--- RECORDS TO PROCESS ---

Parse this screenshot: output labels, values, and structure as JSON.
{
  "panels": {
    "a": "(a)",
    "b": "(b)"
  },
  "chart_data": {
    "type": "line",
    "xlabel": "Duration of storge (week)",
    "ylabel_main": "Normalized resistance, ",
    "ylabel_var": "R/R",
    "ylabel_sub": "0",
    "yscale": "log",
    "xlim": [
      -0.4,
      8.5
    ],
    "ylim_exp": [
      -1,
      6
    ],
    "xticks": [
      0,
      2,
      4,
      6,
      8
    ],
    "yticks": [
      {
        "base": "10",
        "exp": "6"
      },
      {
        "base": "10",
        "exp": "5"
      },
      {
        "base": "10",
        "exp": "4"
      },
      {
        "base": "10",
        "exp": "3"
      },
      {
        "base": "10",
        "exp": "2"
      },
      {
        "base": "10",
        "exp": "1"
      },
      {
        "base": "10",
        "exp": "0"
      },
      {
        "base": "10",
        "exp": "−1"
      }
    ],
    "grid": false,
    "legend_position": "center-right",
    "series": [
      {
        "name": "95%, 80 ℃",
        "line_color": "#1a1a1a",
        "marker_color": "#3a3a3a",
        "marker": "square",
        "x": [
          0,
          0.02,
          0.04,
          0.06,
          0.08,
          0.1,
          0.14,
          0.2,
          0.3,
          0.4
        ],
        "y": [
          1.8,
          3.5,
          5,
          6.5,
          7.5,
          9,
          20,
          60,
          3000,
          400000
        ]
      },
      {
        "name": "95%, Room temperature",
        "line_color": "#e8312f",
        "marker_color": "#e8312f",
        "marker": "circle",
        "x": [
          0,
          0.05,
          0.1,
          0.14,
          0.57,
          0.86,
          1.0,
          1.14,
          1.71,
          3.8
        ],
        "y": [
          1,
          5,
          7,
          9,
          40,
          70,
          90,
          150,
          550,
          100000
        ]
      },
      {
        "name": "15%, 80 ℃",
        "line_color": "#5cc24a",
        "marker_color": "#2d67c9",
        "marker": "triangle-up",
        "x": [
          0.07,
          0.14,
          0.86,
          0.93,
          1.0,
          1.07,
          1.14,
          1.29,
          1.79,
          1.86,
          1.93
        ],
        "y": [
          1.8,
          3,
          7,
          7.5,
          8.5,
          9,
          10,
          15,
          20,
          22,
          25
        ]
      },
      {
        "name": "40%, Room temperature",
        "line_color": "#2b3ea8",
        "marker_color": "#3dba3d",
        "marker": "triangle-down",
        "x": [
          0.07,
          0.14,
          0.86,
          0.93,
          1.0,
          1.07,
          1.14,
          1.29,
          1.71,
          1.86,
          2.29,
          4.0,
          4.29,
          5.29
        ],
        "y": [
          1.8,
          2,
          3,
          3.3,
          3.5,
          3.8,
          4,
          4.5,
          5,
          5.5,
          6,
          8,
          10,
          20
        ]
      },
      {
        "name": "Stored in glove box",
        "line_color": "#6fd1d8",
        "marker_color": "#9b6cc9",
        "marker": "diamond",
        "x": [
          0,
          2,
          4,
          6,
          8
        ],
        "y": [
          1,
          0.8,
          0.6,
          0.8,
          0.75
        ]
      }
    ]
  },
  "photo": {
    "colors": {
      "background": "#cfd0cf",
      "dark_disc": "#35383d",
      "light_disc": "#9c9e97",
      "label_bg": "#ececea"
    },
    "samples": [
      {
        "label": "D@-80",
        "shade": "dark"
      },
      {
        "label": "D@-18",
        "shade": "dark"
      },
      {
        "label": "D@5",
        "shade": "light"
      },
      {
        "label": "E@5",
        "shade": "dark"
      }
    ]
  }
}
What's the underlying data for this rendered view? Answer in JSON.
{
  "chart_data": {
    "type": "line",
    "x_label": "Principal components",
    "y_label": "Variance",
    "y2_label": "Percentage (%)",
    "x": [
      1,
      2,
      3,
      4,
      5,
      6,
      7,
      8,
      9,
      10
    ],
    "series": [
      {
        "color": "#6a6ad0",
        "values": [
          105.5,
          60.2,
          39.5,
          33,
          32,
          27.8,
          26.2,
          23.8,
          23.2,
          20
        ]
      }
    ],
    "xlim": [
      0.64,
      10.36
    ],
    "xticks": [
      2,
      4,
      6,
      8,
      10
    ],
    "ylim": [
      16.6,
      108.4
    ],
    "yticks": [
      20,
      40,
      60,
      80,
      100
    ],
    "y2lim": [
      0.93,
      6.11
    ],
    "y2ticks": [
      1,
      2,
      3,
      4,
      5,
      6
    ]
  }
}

--- GIVEN PROBLEM ---
Extract every line of the records above that contains the word "values".

--- SOLUTION ---
Parse this screenshot: output labels, values, and structure as JSON.
        "values": [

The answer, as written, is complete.